Your task: Copy each line where the word "طريق" occurs.

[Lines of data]
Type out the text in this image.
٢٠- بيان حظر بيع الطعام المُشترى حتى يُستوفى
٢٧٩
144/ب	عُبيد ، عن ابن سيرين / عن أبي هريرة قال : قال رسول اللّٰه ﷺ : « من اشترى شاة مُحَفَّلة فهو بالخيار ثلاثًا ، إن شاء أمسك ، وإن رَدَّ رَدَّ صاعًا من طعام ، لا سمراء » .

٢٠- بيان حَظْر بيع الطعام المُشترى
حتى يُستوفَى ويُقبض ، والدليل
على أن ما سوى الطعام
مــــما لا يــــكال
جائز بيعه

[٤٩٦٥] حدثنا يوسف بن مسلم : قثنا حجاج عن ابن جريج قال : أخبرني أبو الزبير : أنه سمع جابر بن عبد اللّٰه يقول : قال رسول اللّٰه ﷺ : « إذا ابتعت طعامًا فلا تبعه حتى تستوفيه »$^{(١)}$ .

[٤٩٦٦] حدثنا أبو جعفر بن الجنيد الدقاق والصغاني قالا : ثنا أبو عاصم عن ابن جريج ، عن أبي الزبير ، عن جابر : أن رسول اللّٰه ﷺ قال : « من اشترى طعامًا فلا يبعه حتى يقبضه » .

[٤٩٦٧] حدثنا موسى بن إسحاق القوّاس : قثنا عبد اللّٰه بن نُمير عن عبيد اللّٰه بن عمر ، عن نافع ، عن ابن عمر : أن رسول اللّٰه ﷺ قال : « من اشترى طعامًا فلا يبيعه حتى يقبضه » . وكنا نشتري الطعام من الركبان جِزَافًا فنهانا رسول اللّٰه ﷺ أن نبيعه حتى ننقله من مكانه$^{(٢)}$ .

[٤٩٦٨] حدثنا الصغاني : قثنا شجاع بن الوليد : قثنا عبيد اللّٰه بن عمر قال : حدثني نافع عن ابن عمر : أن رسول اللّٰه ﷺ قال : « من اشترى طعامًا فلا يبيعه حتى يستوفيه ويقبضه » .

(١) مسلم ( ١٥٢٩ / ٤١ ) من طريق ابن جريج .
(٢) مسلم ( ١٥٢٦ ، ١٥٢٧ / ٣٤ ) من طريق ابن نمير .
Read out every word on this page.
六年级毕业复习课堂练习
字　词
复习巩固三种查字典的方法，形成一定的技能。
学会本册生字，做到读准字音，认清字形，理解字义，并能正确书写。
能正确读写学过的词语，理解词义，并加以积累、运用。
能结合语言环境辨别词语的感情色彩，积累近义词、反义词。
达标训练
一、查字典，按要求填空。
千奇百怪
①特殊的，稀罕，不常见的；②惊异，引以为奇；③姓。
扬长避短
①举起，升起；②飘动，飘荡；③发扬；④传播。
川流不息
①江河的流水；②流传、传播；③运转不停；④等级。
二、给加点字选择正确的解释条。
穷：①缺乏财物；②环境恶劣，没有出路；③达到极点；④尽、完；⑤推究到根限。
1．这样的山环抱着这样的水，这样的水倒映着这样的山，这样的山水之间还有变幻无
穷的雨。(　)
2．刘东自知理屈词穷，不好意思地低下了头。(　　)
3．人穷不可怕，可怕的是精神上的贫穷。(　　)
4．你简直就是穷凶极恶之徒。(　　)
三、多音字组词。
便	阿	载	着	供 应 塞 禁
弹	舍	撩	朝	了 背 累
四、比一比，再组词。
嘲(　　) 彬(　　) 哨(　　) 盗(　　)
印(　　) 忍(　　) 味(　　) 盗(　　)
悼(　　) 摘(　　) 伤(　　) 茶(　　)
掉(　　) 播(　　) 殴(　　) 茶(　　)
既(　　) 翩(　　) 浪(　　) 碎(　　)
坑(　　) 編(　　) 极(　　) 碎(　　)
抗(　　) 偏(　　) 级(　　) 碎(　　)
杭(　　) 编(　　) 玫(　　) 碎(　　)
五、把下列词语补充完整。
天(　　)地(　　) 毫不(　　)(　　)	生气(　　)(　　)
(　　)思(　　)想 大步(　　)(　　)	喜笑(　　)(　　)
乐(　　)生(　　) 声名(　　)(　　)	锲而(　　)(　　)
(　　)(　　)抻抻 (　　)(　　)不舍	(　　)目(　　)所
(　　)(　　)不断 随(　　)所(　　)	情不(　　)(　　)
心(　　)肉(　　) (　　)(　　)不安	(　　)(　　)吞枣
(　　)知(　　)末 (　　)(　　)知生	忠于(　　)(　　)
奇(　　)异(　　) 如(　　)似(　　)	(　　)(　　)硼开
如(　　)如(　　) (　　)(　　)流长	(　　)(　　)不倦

Solution for this exercise:
(١) مسلم ( ١٥٢٩ / ٤١ ) من طريق ابن جريج .
(٢) مسلم ( ١٥٢٦ ، ١٥٢٧ / ٣٤ ) من طريق ابن نمير .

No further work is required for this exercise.